WORK TO DO: Reproduce verbatim the lines of the records from the one containing "Patent image size: (485, 586)." through the one containing "The rim 19 is at (203, 373).", including both of those lines.

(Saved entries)
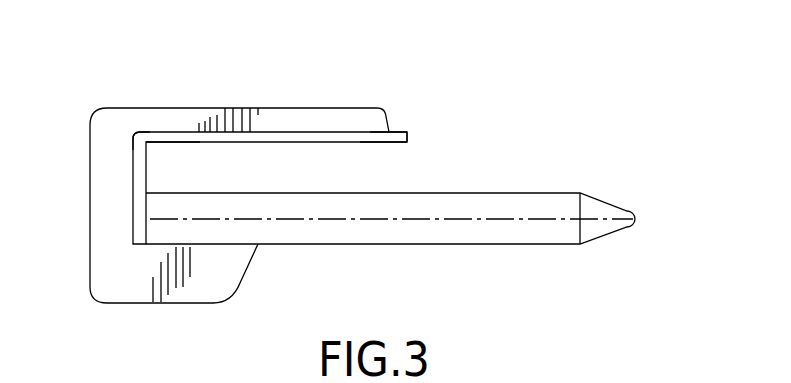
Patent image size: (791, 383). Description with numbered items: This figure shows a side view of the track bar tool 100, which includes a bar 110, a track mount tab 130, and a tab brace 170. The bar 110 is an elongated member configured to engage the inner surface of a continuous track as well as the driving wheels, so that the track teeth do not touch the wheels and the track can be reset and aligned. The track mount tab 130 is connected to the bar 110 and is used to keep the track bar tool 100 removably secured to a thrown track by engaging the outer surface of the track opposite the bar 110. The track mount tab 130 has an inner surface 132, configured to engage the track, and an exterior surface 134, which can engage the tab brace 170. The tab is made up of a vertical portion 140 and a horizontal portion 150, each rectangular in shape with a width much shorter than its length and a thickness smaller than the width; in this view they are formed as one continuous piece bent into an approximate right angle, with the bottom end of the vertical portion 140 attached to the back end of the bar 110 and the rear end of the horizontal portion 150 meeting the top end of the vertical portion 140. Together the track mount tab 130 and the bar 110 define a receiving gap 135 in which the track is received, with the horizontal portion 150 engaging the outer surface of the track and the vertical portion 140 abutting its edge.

The track bar tool 100 is at (682, 230).
The bar 110 is at (222, 256).
The track mount tab 130 is at (278, 118).
The inner surface 132 is at (172, 158).
The exterior surface 134 is at (393, 110).
The receiving gap 135 is at (412, 163).
The vertical portion 140 is at (113, 189).
The horizontal portion 150 is at (178, 120).
The tab brace 170 is at (224, 95).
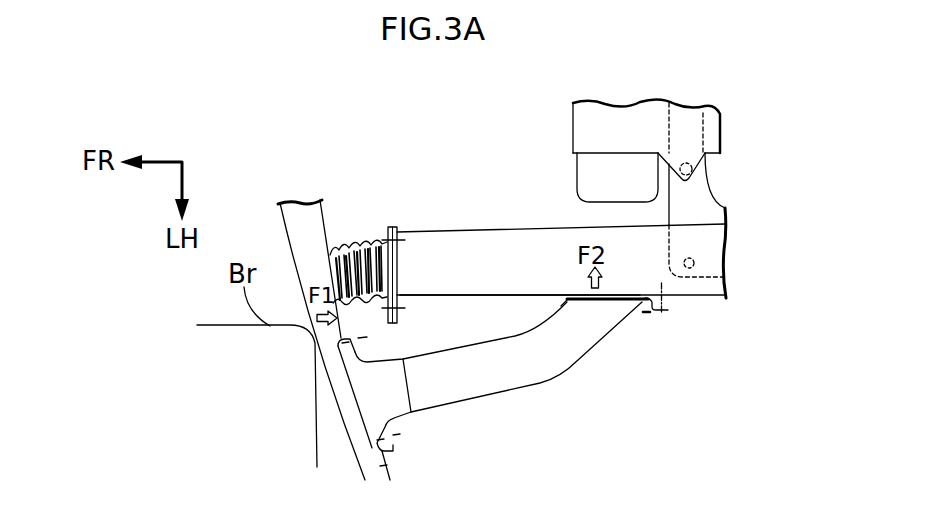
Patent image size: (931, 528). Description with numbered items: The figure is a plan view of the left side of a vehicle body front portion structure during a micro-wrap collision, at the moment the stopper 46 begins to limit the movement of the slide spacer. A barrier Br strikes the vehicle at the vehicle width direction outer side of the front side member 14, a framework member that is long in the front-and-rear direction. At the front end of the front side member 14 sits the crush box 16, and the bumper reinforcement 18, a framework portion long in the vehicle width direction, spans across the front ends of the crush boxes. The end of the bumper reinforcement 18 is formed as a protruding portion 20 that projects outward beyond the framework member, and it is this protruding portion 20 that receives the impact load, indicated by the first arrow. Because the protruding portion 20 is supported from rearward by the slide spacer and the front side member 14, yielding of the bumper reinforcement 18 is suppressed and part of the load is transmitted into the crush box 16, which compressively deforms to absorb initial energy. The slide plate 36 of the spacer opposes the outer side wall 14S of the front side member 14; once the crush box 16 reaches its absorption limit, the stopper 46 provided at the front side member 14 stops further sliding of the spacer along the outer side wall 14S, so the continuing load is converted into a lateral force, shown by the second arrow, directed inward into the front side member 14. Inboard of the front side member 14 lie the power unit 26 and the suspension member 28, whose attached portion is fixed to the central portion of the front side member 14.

The front side member 14 is at (459, 215).
The outer side wall 14S is at (536, 298).
The crush box 16 is at (358, 225).
The bumper reinforcement 18 is at (332, 215).
The protruding portion 20 is at (394, 463).
The power unit 26 is at (563, 162).
The suspension member 28 is at (697, 188).
The slide plate 36 is at (626, 296).
The stopper 46 is at (645, 312).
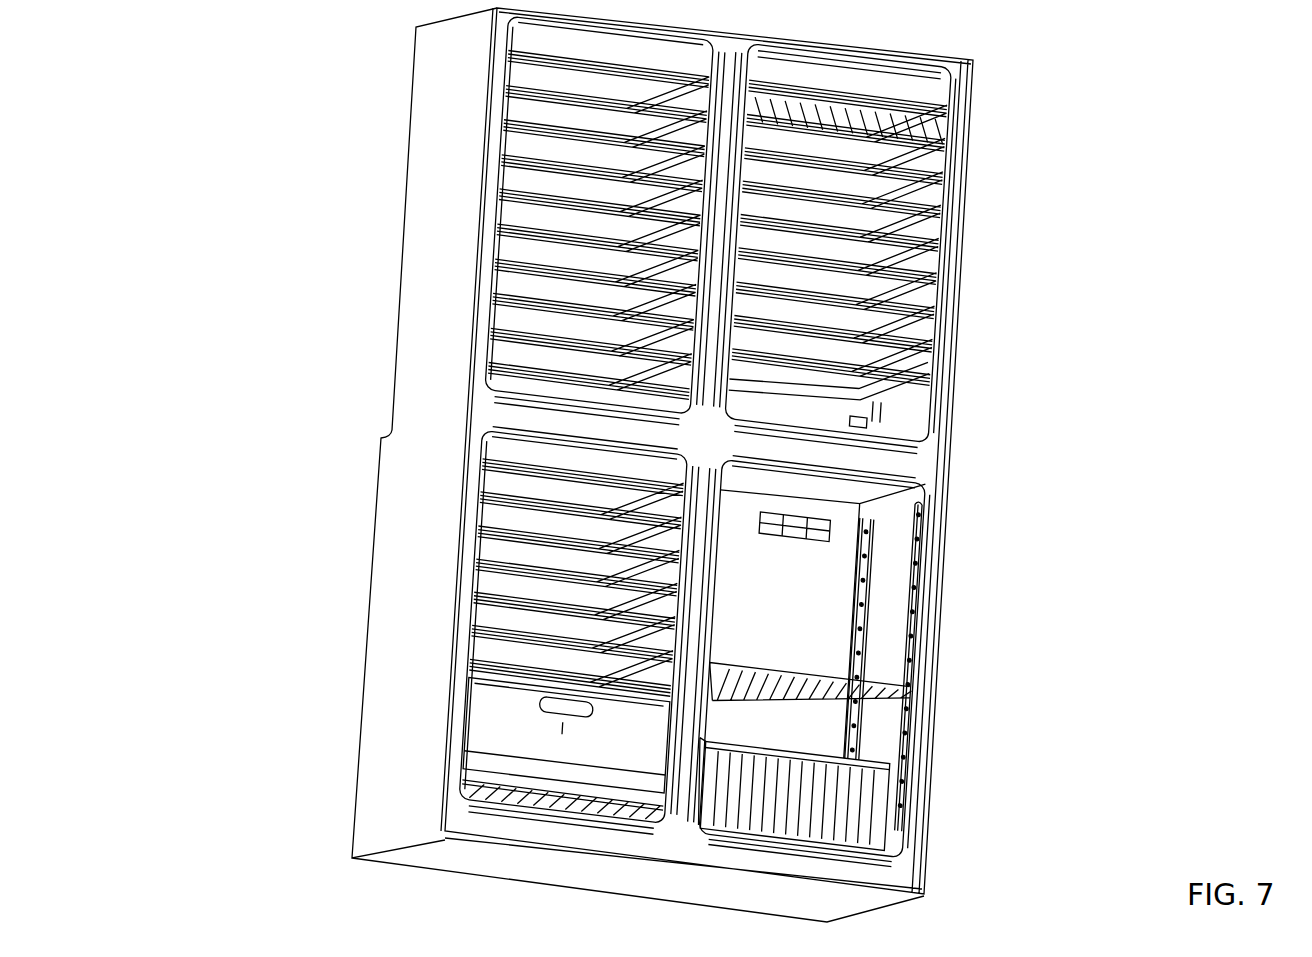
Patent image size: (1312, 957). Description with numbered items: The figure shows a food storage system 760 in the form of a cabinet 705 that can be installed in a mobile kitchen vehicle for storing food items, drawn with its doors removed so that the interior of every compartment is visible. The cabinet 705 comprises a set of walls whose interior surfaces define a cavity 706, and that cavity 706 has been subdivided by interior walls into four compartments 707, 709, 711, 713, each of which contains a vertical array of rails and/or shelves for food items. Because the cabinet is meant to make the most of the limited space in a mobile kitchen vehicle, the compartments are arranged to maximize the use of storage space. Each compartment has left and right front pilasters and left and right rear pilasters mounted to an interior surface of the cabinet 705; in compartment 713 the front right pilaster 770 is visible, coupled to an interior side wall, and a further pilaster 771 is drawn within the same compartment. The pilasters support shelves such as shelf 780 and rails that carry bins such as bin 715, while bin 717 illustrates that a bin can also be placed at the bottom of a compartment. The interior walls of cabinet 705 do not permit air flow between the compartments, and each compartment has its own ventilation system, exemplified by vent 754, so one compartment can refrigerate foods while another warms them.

The refrigerator appliance 760 is at (184, 74).
The cabinet 705 is at (427, 57).
The compartment 707 is at (522, 217).
The compartment 709 is at (477, 608).
The compartment 711 is at (917, 88).
The compartment 713 is at (916, 619).
The bin 715 is at (480, 722).
The bin 717 is at (873, 828).
The vent 754 is at (827, 520).
The cavity 706 is at (905, 498).
The front right pilaster 770 is at (915, 775).
The pilaster 771 is at (862, 617).
The shelf 780 is at (870, 705).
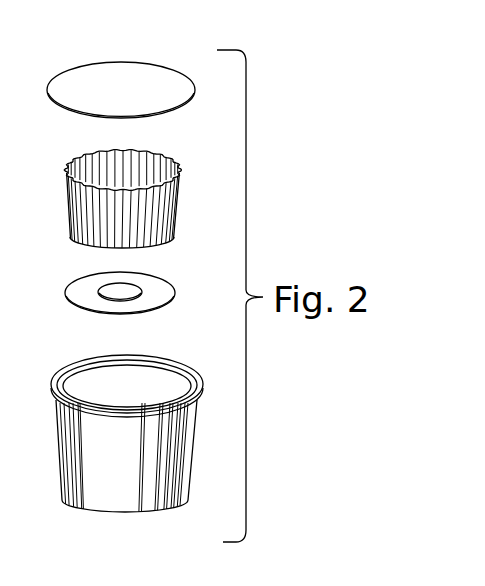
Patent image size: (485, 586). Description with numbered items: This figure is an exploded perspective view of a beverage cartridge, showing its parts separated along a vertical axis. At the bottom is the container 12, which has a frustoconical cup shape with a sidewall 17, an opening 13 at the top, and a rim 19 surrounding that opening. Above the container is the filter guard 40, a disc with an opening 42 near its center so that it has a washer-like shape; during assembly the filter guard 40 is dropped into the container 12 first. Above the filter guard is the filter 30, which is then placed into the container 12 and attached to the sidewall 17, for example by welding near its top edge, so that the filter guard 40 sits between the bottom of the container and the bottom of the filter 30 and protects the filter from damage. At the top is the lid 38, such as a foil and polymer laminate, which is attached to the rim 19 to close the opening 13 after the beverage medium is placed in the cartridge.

The container 12 is at (142, 440).
The opening 13 is at (162, 383).
The sidewall 17 is at (193, 445).
The rim 19 is at (203, 373).
The filter 30 is at (180, 206).
The lid 38 is at (153, 67).
The filter guard 40 is at (142, 288).
The opening 42 is at (130, 285).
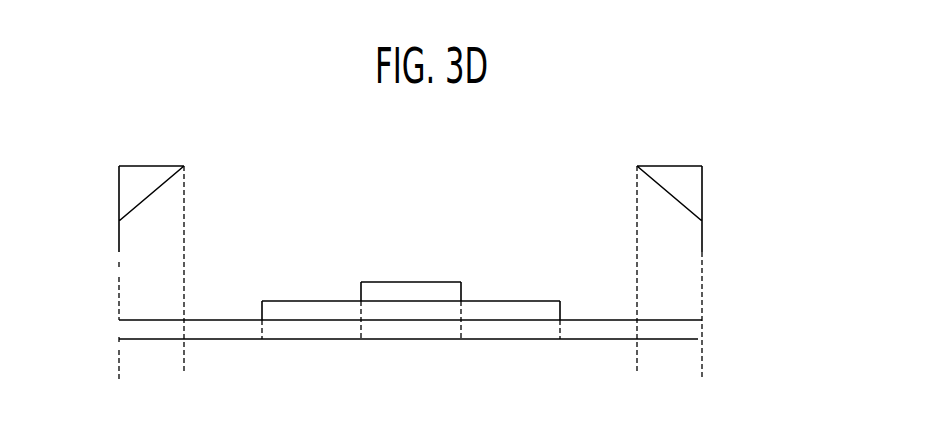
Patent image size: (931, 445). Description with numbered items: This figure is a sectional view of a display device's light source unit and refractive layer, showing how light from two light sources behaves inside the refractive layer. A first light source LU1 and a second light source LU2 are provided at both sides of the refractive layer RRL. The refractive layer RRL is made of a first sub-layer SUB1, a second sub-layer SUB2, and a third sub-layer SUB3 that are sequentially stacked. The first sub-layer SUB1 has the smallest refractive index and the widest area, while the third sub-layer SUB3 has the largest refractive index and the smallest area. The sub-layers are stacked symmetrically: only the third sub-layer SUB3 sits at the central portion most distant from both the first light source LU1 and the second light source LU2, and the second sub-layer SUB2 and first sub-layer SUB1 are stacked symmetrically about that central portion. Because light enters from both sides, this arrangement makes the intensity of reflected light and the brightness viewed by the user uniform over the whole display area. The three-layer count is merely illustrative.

The first light source LU1 is at (126, 181).
The second light source LU2 is at (696, 183).
The first sub-layer SUB1 is at (697, 331).
The second sub-layer SUB2 is at (558, 312).
The third sub-layer SUB3 is at (455, 293).
The refractive layer RRL is at (478, 309).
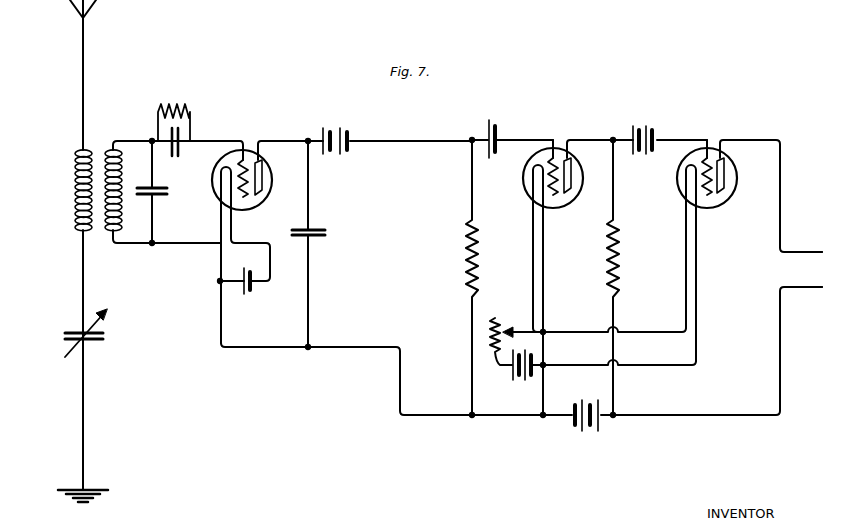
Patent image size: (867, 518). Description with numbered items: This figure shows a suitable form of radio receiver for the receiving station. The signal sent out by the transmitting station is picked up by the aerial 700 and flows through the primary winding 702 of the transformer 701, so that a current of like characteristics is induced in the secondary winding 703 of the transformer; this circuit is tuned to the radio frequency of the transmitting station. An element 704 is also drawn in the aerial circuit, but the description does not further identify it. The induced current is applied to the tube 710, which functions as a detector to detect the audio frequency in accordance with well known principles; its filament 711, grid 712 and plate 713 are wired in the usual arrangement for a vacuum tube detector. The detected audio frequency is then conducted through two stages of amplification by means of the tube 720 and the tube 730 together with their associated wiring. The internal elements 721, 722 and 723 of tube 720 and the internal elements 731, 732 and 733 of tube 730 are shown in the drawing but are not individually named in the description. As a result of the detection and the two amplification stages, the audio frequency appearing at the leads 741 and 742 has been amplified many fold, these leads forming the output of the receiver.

The aerial 700 is at (87, 18).
The transformer 701 is at (105, 150).
The primary winding 702 is at (67, 190).
The secondary winding 703 is at (146, 192).
The variable condenser 704 is at (86, 413).
The tube 710 is at (249, 231).
The filament 711 is at (224, 197).
The grid 712 is at (243, 197).
The plate 713 is at (266, 180).
The tube 720 is at (555, 266).
The grid of second tube 721 is at (532, 186).
The filament of second tube 722 is at (555, 196).
The plate of second tube 723 is at (575, 178).
The tube 730 is at (735, 240).
The grid of third tube 731 is at (688, 186).
The filament of third tube 732 is at (709, 196).
The plate of third tube 733 is at (728, 180).
The lead 741 is at (806, 243).
The lead 742 is at (807, 298).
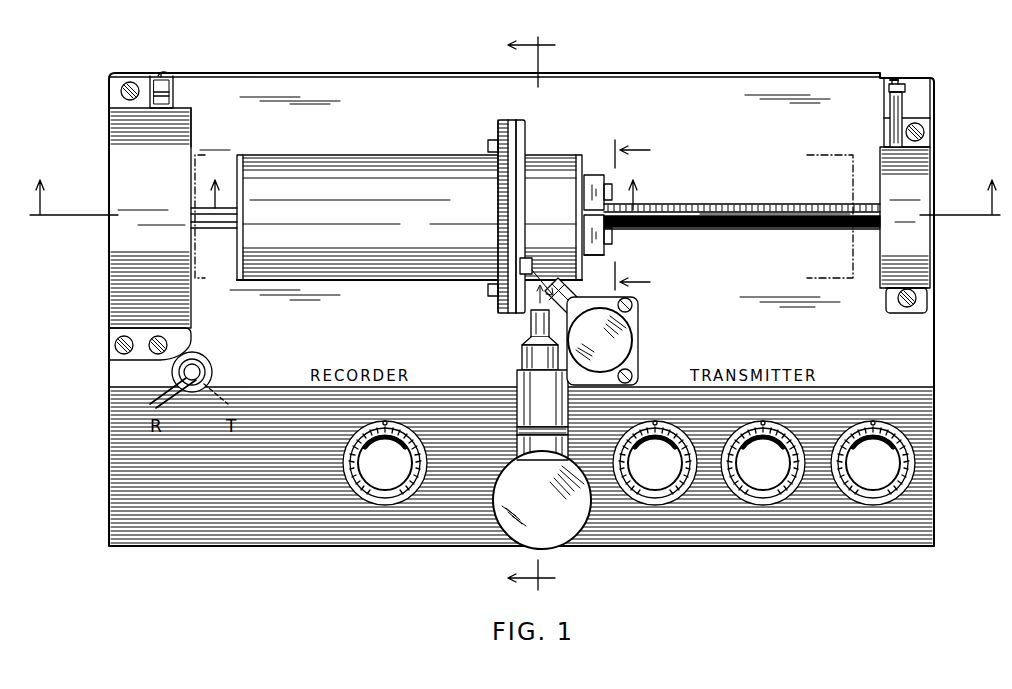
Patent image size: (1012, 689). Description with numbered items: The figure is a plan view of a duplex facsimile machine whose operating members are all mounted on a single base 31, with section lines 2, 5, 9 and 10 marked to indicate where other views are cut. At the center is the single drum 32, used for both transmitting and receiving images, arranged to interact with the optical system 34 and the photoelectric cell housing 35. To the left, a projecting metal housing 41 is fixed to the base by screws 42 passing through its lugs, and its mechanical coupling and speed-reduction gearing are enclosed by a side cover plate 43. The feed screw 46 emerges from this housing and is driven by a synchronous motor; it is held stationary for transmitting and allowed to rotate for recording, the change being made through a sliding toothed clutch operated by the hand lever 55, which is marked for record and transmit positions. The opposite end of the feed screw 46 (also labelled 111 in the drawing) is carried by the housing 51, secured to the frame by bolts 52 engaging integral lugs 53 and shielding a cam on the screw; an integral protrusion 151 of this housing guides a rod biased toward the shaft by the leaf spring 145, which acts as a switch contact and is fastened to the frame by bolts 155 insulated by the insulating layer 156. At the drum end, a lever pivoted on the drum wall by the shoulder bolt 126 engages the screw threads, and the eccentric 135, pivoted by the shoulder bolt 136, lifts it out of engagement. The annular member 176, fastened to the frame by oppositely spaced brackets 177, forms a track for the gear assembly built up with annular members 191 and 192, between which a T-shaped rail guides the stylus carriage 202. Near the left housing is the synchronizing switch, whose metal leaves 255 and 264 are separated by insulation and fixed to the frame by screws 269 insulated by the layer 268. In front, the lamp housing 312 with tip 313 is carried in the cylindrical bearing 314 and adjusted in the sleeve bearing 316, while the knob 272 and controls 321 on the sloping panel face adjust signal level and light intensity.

The base 31 is at (409, 296).
The drum 32 is at (409, 217).
The optical system 34 is at (512, 357).
The photoelectric cell housing 35 is at (633, 340).
The projecting metal housing 41 is at (150, 218).
The screws 42 is at (114, 345).
The side cover plate 43 is at (191, 128).
The feed screw 46 is at (705, 196).
The housing 51 is at (905, 180).
The bolts 52 is at (946, 298).
The lugs 53 is at (946, 286).
The hand lever 55 is at (176, 378).
The feed screw 111 is at (748, 208).
The shoulder bolt 126 is at (620, 195).
The eccentric 135 is at (590, 256).
The shoulder bolt 136 is at (612, 250).
The leaf spring 145 is at (905, 88).
The protrusion 151 is at (902, 110).
The bolts 155 is at (893, 80).
The insulating layer 156 is at (898, 83).
The annular member 176 is at (498, 126).
The brackets 177 is at (470, 300).
The annular member 191 is at (512, 120).
The annular member 192 is at (522, 120).
The stylus carriage 202 is at (526, 262).
The leaf of metal 255 is at (170, 96).
The leaf 264 is at (178, 86).
The insulating layer 268 is at (170, 78).
The screws 269 is at (163, 74).
The control knob 272 is at (385, 463).
The lamp housing 312 is at (542, 500).
The stylus tip 313 is at (531, 322).
The cylindrical bearing 314 is at (516, 374).
The sleeve bearing 316 is at (542, 448).
The controls 321 is at (764, 463).
The section line 2- 2 is at (515, 187).
The section line 5- 5 is at (522, 313).
The section line 9- 9 is at (428, 185).
The section line 10- 10 is at (644, 216).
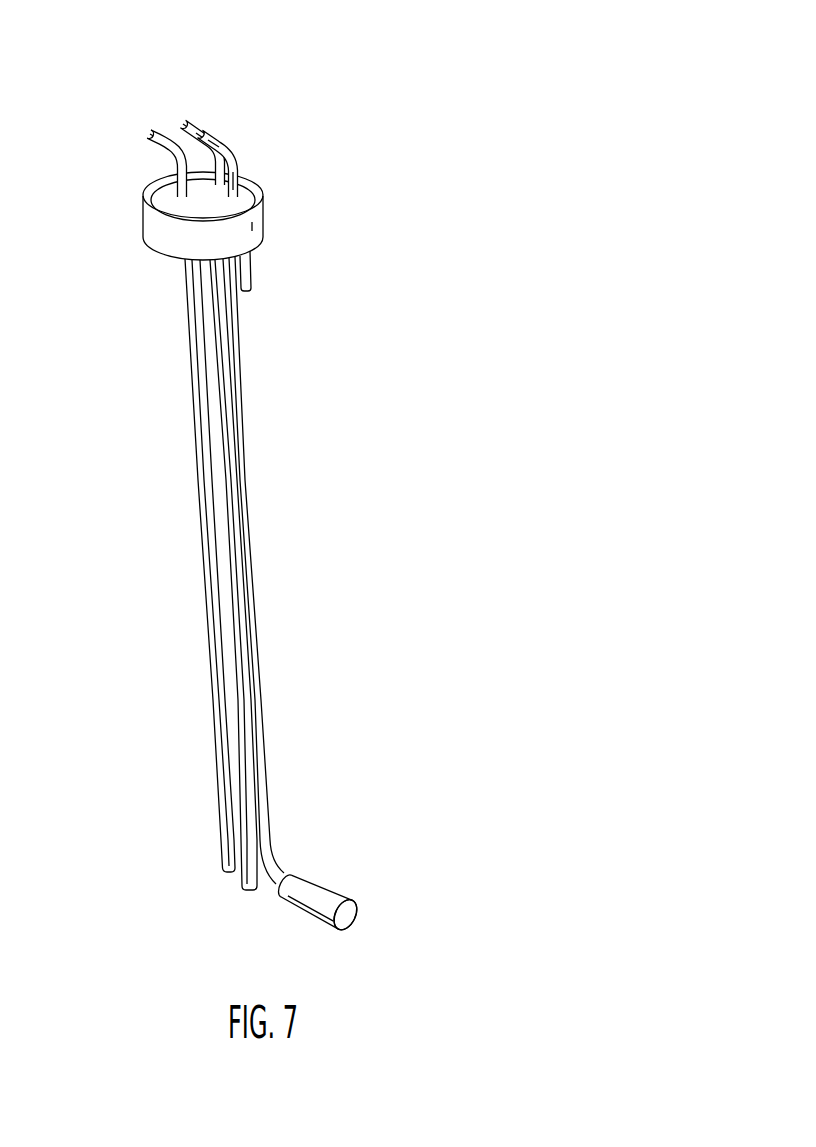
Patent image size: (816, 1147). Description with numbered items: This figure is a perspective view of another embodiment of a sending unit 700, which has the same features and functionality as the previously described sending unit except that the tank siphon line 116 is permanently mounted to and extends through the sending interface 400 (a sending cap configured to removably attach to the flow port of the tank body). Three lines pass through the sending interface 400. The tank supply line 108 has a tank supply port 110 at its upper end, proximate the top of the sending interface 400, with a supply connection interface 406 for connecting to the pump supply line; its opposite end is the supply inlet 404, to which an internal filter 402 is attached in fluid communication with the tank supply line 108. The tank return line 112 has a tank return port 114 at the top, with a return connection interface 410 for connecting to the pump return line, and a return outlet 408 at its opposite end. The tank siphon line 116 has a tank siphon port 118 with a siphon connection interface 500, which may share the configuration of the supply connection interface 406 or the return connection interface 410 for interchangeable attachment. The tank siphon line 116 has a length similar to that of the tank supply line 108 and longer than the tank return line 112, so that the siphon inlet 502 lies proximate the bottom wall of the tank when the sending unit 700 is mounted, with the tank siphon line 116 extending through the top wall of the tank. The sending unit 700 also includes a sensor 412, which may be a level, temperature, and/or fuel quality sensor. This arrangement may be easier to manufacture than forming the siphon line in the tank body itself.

COMPLETE OUTPUT:
Patent image size: (485, 586). Description with numbered items: This figure is an exploded perspective view of a beverage cartridge, showing its parts separated along a vertical axis. At the bottom is the container 12, which has a frustoconical cup shape with a sidewall 17, an opening 13 at the top, and a rim 19 surrounding that opening. Above the container is the filter guard 40, a disc with an opening 42 near its center so that it has a washer-like shape; during assembly the filter guard 40 is dropped into the container 12 first. Above the filter guard is the filter 30, which is then placed into the container 12 and attached to the sidewall 17, for example by welding near its top edge, so that the filter guard 40 sits between the bottom of the container and the bottom of the filter 30 and protects the filter from damage. At the top is the lid 38, such as a foil and polymer laminate, which is attached to the rim 19 to close the opening 13 after the beverage medium is placed in the cartridge.

The container 12 is at (142, 440).
The opening 13 is at (162, 383).
The sidewall 17 is at (193, 445).
The rim 19 is at (203, 373).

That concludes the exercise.